■ **YOUR TASK**
Tell how many lines have the string "Wire" in them, and write nothing besides the number.

■ **RECORDS SUPPLIED**
========================

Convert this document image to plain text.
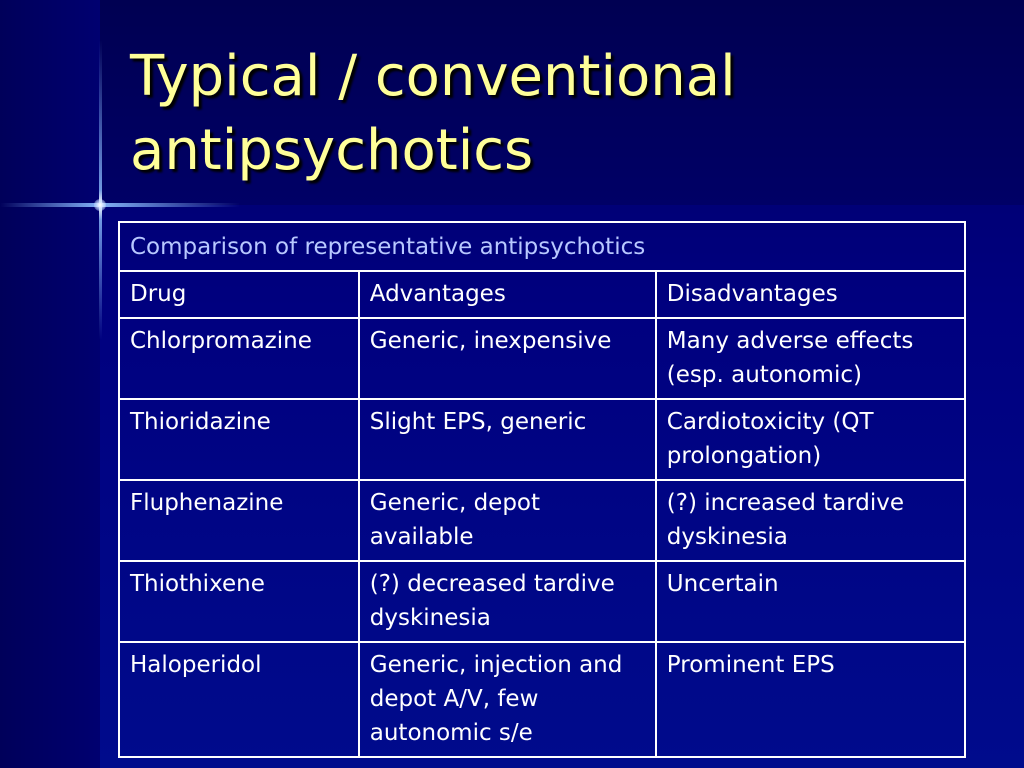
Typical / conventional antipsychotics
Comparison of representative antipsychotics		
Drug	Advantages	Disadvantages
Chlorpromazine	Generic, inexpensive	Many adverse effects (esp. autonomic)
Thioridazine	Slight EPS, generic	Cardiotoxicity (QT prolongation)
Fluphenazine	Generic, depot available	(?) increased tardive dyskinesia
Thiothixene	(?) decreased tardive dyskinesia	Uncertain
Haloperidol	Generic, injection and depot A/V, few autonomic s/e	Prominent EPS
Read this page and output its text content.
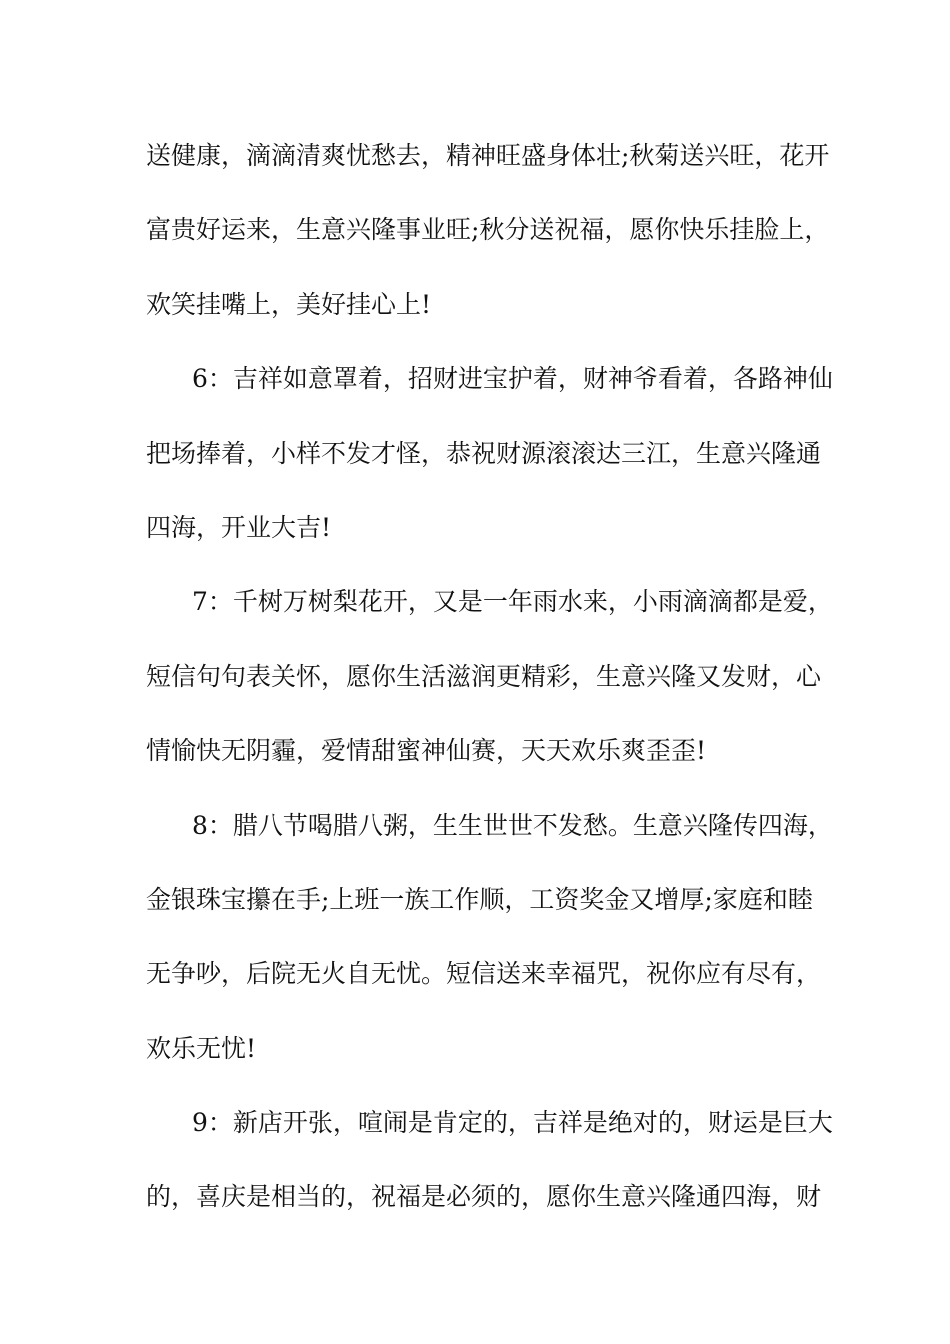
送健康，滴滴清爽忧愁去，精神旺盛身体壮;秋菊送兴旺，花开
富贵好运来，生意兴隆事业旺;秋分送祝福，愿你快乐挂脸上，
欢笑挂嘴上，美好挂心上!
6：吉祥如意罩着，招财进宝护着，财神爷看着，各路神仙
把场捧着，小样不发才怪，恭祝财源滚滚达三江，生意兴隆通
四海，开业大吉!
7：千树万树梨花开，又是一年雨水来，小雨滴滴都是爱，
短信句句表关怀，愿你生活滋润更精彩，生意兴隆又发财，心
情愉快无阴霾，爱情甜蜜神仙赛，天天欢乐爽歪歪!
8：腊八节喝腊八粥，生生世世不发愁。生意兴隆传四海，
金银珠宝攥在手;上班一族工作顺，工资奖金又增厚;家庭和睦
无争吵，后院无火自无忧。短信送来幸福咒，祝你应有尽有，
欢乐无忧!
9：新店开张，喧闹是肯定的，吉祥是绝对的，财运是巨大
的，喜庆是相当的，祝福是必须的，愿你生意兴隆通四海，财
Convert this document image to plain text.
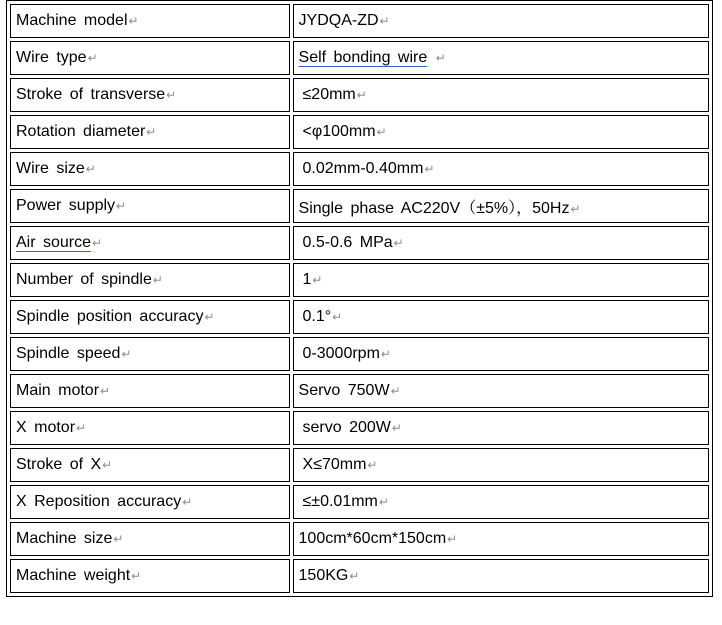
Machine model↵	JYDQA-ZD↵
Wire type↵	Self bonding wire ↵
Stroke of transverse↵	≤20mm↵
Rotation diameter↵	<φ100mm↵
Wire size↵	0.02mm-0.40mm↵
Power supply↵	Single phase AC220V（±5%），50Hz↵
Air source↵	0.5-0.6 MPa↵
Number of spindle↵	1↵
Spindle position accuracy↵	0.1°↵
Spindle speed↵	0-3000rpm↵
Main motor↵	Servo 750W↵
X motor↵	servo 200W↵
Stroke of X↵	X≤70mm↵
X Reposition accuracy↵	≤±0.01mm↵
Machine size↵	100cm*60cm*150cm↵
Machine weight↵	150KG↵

========================

■ **FINAL ANSWER**
2